Requirement => Extend the commentary below on farming, water use and climate change, picking up right after its final sentence.

Provided passage: Begin

But Zuckerberg made no mention of agriculture, food or farming technology in the future, just more stuff for a consumer-fixated culture with short-term memories focused on selfies and the next-new-thing.

Worse, Zuckerberg totally missed Hawking’s biggest problem, his prediction of a “catastrophic ending” for Planet Earth in the not-too-distance future. “The long-term future of the human race must be in space,” says Hawking, the kind of dark prediction that launched blockbuster films like “Interstellar,” which opened in a farming dust bowl on a dying Planet Earth.

Hawking warned that the human race must start planning now for living in space: “It will be difficult enough to avoid disaster on Planet Earth in the next hundred years, let alone the next thousand” and certainly not before America’s space explorers and capitalist innovators, such as NASA and Elon Musk’s SpaceX, find a home for human civilization on new planets then transport us to them — a scary future explored in thrillers like “Interstellar,” “Elysium” and “Avatar.”

3. CARBON EMISSIONS ARE KILLING PLANET EARTH: WE MUST PRICE, TAX, REGULATE

“Agriculture, like other sectors, wastes carbon because we don’t price it properly,” says the World Bank’s Cackler. “Carbon pricing is an essential way to cut greenhouse-gas emissions and lower climate risks.” Yes, a “price on carbon can drive investment toward a greener agriculture, a cleaner economy and ultimately, more food for all.”

Yes, a perfect solution, idealistic and hopeful, but it needs an unlikely surrender by hard-nosed Big Oil executives, shareholders, bankers and world’s billion car owners pulling up to the gas pump every day. Why? A BusinessWeek article recently detailed how Big Oil companies are already pricing in carbon taxes and regulation. But we also can predict — based on the experience of regulators with Wall Street banks — that Big Oil will do everything possible to oppose, fight, sabotage, kill or minimize any and all proposed carbon taxes and regulations.

4. WATER: AGRICULTURAL EXCESSIVE WATER USE TRIGGERS 25% OF CO2 EMISSIONS

Today agriculture “consumes 70% of the world’s fresh water, and too much of it is wasted” according to the World Bank. We need to “become wiser about water.” Why? Because the “agricultural water generates 25% of heat-trapping greenhouse gas emissions that lead to climate change.”

Provided passage: End
Information given: Begin

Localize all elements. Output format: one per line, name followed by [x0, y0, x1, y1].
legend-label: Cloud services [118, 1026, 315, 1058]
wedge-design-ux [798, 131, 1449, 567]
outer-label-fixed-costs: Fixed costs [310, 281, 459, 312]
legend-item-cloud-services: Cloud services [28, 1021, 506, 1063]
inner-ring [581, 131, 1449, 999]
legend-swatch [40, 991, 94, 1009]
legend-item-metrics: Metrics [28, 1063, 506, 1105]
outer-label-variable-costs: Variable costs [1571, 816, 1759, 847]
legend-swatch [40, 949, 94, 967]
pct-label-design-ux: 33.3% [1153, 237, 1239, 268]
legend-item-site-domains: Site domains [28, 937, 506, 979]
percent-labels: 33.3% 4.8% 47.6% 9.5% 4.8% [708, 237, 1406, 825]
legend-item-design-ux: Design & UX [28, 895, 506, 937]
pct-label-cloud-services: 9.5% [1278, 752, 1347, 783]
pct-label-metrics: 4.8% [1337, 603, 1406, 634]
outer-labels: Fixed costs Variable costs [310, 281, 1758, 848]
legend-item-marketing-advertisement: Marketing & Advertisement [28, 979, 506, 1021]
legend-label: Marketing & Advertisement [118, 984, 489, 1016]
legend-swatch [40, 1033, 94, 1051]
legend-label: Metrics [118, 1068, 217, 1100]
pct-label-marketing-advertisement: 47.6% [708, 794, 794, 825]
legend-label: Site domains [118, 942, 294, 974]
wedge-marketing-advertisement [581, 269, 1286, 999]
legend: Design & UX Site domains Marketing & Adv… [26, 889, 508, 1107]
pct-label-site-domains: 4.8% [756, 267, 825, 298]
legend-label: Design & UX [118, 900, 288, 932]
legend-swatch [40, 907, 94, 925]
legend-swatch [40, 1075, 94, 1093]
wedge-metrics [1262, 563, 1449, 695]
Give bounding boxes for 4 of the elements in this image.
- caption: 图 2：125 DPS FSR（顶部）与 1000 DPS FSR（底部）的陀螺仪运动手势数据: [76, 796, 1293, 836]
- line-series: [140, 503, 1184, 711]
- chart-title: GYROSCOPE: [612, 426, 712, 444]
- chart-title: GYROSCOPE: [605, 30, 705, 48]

Information given: End

Expected answer =>
Ultimately the goal is to feed not just the seven billion living on Planet Earth today, but the 10 billion predicted by 2050. Yet, even the World Bank’s spokesman admits that won’t be easy: “Hunger has many causes, including ignorance and injustice and violence, and there is no single solution that will guarantee that every person, every day, everywhere, has enough to eat. But, as incredulous as it sounds, even though one in nine people go hungry today, it is within our power to eliminate extreme poverty and hunger by 2030.” Maybe.

Yes, like so many others idealists, hope springs eternal. And many are hopeful now, especially backed by the pope’s support of the UN climate-change initiatives. Moreover, the World Bank’s agricultural manager is certainly hopeful: “If the sustainable development goals and COP 21 in Paris are opportunities to come up with bold ideas to tackle poverty, reduce inequality and address climate change, then climate smart agriculture should be acknowledged as one of those ideas that will enable us to do all three in one.”

But will we get into space in time? The premise of “Interstellar” emerges from Hawking’s prediction of a “catastrophic ending” for Planet Earth in the “not-too-distance future,” and a clear warning that the “future of the human race must be in space.”

Until then, we do need to feed Earth’s exploding population ... and need new 21st century agricultural research and technology ... and need more enlightened politicians and government leaders ... to give us “a global climate-change agreement where agriculture is a big part of the solution.”

And finally we need to get all the climate-science deniers to wake up and stop fighting change ... because their resistance is not only killing the agricultural, farming and the food industry sectors, but they are also accelerating the “catastrophic ending” Stephen Hawking predicts for Planet Earth in the “not-too-distant future.”